Structured figure records:

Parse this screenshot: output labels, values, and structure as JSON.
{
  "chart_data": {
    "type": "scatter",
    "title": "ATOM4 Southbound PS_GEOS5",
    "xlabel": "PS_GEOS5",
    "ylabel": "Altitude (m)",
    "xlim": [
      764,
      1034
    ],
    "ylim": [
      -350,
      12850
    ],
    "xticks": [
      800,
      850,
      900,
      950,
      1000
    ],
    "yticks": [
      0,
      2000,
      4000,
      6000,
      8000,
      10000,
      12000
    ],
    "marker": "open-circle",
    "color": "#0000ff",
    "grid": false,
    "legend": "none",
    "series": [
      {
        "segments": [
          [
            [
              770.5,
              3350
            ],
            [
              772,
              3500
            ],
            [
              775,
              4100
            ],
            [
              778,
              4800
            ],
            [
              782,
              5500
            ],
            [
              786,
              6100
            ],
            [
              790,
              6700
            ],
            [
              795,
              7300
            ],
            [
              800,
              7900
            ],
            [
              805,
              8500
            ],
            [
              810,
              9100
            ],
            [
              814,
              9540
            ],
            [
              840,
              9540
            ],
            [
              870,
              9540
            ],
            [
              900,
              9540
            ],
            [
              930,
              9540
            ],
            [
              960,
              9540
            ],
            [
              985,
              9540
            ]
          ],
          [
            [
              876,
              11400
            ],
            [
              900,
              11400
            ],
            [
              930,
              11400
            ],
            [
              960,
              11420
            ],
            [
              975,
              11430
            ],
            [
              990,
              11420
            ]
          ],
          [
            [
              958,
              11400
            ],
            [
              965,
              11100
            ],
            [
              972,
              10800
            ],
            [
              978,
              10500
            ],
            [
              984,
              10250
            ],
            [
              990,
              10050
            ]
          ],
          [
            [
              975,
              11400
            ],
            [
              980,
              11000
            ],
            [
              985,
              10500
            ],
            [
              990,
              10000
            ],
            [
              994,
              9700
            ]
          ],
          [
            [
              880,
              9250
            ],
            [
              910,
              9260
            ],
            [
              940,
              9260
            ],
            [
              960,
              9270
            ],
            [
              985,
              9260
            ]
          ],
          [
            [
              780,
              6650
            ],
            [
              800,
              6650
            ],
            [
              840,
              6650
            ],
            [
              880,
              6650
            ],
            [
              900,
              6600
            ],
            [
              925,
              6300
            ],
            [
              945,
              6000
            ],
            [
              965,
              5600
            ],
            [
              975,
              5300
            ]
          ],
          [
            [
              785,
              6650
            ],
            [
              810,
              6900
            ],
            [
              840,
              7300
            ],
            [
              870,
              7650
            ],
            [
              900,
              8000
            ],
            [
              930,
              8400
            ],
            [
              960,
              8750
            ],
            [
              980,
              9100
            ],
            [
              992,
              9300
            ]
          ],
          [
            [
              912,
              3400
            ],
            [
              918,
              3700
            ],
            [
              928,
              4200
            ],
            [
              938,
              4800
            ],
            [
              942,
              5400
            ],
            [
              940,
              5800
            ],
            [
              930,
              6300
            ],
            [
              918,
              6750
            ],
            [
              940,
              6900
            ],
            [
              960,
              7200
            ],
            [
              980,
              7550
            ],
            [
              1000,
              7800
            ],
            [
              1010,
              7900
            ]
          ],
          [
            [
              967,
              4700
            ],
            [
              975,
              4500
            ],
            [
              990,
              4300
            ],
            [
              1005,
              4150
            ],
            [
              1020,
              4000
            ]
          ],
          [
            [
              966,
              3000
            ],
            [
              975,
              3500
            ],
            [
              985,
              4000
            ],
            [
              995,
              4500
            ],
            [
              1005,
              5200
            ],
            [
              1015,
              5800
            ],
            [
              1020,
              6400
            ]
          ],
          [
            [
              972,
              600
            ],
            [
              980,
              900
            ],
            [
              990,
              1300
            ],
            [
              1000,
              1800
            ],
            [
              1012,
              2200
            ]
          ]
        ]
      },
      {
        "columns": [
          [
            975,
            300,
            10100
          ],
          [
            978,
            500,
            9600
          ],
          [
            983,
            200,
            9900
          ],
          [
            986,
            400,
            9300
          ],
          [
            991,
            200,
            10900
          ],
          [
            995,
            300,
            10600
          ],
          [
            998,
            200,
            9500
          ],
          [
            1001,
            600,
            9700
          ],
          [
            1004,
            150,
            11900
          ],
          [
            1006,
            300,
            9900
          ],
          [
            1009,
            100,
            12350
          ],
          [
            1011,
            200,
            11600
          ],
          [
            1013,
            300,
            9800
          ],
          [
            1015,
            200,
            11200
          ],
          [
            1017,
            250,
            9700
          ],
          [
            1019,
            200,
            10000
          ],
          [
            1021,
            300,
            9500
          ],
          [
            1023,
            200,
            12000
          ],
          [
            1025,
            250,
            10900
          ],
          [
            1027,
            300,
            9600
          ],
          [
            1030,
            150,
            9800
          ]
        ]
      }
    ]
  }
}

Stated goal: Transcribe all of the material exactly. Omit nothing.

Response to the exercise:
Parse this screenshot: output labels, values, and structure as JSON.
{
  "chart_data": {
    "type": "scatter",
    "title": "ATOM4 Southbound PS_GEOS5",
    "xlabel": "PS_GEOS5",
    "ylabel": "Altitude (m)",
    "xlim": [
      764,
      1034
    ],
    "ylim": [
      -350,
      12850
    ],
    "xticks": [
      800,
      850,
      900,
      950,
      1000
    ],
    "yticks": [
      0,
      2000,
      4000,
      6000,
      8000,
      10000,
      12000
    ],
    "marker": "open-circle",
    "color": "#0000ff",
    "grid": false,
    "legend": "none",
    "series": [
      {
        "segments": [
          [
            [
              770.5,
              3350
            ],
            [
              772,
              3500
            ],
            [
              775,
              4100
            ],
            [
              778,
              4800
            ],
            [
              782,
              5500
            ],
            [
              786,
              6100
            ],
            [
              790,
              6700
            ],
            [
              795,
              7300
            ],
            [
              800,
              7900
            ],
            [
              805,
              8500
            ],
            [
              810,
              9100
            ],
            [
              814,
              9540
            ],
            [
              840,
              9540
            ],
            [
              870,
              9540
            ],
            [
              900,
              9540
            ],
            [
              930,
              9540
            ],
            [
              960,
              9540
            ],
            [
              985,
              9540
            ]
          ],
          [
            [
              876,
              11400
            ],
            [
              900,
              11400
            ],
            [
              930,
              11400
            ],
            [
              960,
              11420
            ],
            [
              975,
              11430
            ],
            [
              990,
              11420
            ]
          ],
          [
            [
              958,
              11400
            ],
            [
              965,
              11100
            ],
            [
              972,
              10800
            ],
            [
              978,
              10500
            ],
            [
              984,
              10250
            ],
            [
              990,
              10050
            ]
          ],
          [
            [
              975,
              11400
            ],
            [
              980,
              11000
            ],
            [
              985,
              10500
            ],
            [
              990,
              10000
            ],
            [
              994,
              9700
            ]
          ],
          [
            [
              880,
              9250
            ],
            [
              910,
              9260
            ],
            [
              940,
              9260
            ],
            [
              960,
              9270
            ],
            [
              985,
              9260
            ]
          ],
          [
            [
              780,
              6650
            ],
            [
              800,
              6650
            ],
            [
              840,
              6650
            ],
            [
              880,
              6650
            ],
            [
              900,
              6600
            ],
            [
              925,
              6300
            ],
            [
              945,
              6000
            ],
            [
              965,
              5600
            ],
            [
              975,
              5300
            ]
          ],
          [
            [
              785,
              6650
            ],
            [
              810,
              6900
            ],
            [
              840,
              7300
            ],
            [
              870,
              7650
            ],
            [
              900,
              8000
            ],
            [
              930,
              8400
            ],
            [
              960,
              8750
            ],
            [
              980,
              9100
            ],
            [
              992,
              9300
            ]
          ],
          [
            [
              912,
              3400
            ],
            [
              918,
              3700
            ],
            [
              928,
              4200
            ],
            [
              938,
              4800
            ],
            [
              942,
              5400
            ],
            [
              940,
              5800
            ],
            [
              930,
              6300
            ],
            [
              918,
              6750
            ],
            [
              940,
              6900
            ],
            [
              960,
              7200
            ],
            [
              980,
              7550
            ],
            [
              1000,
              7800
            ],
            [
              1010,
              7900
            ]
          ],
          [
            [
              967,
              4700
            ],
            [
              975,
              4500
            ],
            [
              990,
              4300
            ],
            [
              1005,
              4150
            ],
            [
              1020,
              4000
            ]
          ],
          [
            [
              966,
              3000
            ],
            [
              975,
              3500
            ],
            [
              985,
              4000
            ],
            [
              995,
              4500
            ],
            [
              1005,
              5200
            ],
            [
              1015,
              5800
            ],
            [
              1020,
              6400
            ]
          ],
          [
            [
              972,
              600
            ],
            [
              980,
              900
            ],
            [
              990,
              1300
            ],
            [
              1000,
              1800
            ],
            [
              1012,
              2200
            ]
          ]
        ]
      },
      {
        "columns": [
          [
            975,
            300,
            10100
          ],
          [
            978,
            500,
            9600
          ],
          [
            983,
            200,
            9900
          ],
          [
            986,
            400,
            9300
          ],
          [
            991,
            200,
            10900
          ],
          [
            995,
            300,
            10600
          ],
          [
            998,
            200,
            9500
          ],
          [
            1001,
            600,
            9700
          ],
          [
            1004,
            150,
            11900
          ],
          [
            1006,
            300,
            9900
          ],
          [
            1009,
            100,
            12350
          ],
          [
            1011,
            200,
            11600
          ],
          [
            1013,
            300,
            9800
          ],
          [
            1015,
            200,
            11200
          ],
          [
            1017,
            250,
            9700
          ],
          [
            1019,
            200,
            10000
          ],
          [
            1021,
            300,
            9500
          ],
          [
            1023,
            200,
            12000
          ],
          [
            1025,
            250,
            10900
          ],
          [
            1027,
            300,
            9600
          ],
          [
            1030,
            150,
            9800
          ]
        ]
      }
    ]
  }
}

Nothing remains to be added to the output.